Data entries
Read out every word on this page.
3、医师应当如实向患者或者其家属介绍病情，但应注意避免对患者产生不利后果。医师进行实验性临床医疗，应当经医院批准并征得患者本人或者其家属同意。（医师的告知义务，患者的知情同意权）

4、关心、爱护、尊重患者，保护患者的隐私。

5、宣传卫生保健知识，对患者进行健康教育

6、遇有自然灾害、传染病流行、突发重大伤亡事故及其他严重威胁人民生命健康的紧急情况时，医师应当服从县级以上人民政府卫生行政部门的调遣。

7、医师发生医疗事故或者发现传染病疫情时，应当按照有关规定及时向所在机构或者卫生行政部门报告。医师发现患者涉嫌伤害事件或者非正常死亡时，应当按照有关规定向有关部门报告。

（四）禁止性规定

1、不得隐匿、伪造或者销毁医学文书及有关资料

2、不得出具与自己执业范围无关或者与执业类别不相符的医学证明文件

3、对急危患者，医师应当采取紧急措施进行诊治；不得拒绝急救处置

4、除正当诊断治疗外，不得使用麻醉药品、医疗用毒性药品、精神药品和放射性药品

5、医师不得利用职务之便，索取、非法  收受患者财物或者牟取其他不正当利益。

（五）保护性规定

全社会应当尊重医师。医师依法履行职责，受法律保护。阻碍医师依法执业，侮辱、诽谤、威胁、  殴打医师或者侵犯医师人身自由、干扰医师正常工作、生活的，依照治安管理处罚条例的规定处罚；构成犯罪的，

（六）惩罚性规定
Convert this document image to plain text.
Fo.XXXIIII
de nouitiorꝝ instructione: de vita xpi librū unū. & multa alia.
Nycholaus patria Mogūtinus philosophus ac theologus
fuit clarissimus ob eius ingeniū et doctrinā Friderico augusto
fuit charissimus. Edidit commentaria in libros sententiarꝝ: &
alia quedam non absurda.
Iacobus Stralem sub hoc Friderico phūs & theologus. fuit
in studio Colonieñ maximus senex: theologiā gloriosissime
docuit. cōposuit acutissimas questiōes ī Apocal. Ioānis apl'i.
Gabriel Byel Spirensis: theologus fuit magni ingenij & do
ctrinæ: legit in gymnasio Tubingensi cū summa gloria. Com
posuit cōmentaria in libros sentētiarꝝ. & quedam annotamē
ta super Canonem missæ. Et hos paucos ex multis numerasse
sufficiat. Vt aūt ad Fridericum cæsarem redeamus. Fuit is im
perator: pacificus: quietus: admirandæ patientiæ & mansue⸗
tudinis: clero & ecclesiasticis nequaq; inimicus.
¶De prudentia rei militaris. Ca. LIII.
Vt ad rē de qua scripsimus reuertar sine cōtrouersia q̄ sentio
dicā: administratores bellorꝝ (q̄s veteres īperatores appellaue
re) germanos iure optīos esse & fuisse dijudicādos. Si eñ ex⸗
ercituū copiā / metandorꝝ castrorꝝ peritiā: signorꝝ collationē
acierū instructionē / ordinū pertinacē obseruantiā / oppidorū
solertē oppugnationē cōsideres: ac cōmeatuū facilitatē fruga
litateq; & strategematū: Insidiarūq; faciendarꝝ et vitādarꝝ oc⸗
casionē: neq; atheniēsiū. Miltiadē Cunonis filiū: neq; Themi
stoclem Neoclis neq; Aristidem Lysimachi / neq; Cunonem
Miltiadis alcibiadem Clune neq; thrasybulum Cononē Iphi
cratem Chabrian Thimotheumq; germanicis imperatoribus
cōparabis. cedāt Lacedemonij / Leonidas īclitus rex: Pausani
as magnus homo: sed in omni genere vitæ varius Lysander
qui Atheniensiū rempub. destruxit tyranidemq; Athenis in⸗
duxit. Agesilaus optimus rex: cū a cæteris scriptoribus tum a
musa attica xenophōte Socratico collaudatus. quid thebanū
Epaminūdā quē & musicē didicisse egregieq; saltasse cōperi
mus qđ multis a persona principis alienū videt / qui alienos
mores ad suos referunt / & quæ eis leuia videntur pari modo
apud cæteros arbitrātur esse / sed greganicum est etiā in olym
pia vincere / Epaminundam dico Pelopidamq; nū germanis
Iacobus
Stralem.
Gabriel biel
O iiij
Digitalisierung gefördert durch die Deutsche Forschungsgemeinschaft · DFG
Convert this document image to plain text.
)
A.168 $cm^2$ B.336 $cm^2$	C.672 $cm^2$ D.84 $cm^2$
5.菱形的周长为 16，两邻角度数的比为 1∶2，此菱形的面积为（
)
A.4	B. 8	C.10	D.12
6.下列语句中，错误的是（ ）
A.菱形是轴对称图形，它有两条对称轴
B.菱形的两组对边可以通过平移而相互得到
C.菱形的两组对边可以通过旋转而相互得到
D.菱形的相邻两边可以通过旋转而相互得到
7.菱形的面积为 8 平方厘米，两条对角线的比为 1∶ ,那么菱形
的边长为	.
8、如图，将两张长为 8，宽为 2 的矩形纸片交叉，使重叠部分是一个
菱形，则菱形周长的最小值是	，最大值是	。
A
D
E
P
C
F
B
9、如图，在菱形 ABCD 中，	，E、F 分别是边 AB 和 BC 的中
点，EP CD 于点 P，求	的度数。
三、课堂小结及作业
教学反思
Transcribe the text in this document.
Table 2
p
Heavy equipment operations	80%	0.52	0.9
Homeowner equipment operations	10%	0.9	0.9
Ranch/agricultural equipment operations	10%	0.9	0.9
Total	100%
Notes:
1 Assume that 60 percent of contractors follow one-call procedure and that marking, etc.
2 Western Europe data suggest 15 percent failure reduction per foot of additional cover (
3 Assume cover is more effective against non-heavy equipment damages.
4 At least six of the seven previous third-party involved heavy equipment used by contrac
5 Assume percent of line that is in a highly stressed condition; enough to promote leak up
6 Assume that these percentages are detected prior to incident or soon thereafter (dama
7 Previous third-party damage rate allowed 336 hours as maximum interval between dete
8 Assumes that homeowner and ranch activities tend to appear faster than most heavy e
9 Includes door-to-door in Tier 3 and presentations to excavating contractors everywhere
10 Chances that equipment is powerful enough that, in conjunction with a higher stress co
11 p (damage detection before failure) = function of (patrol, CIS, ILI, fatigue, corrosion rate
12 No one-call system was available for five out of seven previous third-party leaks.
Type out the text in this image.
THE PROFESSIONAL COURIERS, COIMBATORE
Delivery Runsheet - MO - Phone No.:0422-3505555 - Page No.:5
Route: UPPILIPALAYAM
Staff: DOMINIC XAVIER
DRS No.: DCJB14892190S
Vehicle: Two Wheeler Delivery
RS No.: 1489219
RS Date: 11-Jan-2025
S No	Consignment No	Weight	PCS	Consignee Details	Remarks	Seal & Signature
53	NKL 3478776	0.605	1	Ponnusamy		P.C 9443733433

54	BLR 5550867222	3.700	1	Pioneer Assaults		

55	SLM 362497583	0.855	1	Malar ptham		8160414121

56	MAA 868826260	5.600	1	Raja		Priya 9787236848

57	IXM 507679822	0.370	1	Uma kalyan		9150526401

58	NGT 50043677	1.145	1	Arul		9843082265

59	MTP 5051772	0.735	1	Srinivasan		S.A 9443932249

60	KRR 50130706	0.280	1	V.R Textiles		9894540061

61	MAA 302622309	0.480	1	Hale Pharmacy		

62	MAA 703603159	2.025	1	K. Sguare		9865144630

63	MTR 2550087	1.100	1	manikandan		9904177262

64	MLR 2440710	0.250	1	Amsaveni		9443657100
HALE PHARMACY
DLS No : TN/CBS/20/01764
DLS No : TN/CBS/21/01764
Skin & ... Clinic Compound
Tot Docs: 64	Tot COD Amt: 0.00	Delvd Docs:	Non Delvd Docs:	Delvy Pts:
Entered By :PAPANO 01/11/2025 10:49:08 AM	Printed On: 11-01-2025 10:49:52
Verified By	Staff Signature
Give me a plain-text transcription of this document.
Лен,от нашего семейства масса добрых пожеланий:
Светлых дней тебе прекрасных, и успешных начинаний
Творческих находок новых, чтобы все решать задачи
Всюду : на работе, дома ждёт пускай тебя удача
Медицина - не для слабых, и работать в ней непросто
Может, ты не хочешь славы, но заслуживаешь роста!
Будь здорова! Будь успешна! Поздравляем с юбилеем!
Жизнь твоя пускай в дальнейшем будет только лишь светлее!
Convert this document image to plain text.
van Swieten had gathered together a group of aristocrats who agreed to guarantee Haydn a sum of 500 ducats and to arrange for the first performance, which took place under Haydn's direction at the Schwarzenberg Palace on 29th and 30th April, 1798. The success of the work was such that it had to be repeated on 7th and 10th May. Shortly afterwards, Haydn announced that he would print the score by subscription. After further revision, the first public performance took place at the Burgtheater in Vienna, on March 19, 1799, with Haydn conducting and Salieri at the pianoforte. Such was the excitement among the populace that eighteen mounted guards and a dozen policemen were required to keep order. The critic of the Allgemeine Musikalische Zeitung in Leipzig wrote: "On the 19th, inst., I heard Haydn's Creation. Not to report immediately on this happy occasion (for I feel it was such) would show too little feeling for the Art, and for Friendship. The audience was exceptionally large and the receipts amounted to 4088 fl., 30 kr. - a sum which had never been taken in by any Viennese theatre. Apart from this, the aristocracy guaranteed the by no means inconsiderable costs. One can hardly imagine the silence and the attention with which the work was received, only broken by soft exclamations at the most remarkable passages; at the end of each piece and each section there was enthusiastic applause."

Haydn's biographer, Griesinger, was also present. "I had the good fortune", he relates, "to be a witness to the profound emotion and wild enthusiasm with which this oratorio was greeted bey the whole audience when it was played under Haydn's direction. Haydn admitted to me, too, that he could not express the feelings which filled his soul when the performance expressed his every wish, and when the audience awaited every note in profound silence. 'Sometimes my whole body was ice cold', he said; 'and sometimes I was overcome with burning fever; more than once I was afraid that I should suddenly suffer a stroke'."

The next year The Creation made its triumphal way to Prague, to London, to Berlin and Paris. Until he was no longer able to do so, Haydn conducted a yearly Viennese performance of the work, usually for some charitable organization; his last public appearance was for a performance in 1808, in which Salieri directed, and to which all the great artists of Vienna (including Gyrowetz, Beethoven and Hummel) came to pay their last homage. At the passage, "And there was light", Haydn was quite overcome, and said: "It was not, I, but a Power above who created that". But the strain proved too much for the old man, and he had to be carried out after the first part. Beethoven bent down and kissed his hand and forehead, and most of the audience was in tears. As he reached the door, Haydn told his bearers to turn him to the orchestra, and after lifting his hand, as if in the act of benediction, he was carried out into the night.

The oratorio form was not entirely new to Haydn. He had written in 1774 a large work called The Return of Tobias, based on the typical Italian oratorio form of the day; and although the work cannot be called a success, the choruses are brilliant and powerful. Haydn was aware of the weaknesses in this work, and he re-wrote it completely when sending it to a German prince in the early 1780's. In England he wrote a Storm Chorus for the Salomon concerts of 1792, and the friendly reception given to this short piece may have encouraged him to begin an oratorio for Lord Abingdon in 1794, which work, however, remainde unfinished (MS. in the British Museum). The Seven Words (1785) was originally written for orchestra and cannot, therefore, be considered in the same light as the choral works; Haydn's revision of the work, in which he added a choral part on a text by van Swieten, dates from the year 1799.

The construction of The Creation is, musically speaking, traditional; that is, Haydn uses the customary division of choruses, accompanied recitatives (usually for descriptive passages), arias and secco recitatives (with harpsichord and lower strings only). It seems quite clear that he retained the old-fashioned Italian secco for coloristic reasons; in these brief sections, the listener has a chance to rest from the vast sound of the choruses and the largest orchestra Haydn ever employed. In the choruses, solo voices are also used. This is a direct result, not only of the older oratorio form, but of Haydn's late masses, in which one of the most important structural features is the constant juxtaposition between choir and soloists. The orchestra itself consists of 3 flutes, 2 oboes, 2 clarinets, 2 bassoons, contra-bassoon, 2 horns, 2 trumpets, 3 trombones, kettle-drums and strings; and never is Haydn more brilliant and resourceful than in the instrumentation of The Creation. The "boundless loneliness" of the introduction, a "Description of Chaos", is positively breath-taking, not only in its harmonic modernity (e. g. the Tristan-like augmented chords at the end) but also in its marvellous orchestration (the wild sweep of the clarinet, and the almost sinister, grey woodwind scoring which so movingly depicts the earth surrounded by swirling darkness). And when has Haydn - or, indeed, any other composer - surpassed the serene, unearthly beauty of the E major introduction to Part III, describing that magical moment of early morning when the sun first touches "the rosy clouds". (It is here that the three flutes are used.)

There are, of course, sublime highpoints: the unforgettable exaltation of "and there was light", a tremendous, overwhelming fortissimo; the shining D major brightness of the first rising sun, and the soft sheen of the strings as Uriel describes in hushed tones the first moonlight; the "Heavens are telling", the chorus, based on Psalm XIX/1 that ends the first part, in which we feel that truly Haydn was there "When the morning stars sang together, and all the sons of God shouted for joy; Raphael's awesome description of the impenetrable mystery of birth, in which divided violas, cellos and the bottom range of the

• Written exercise:
Read the entries and show each line that mentions "Stralem".

• Response to the exercise:
Iacobus Stralem sub hoc Friderico phūs & theologus. fuit
Stralem.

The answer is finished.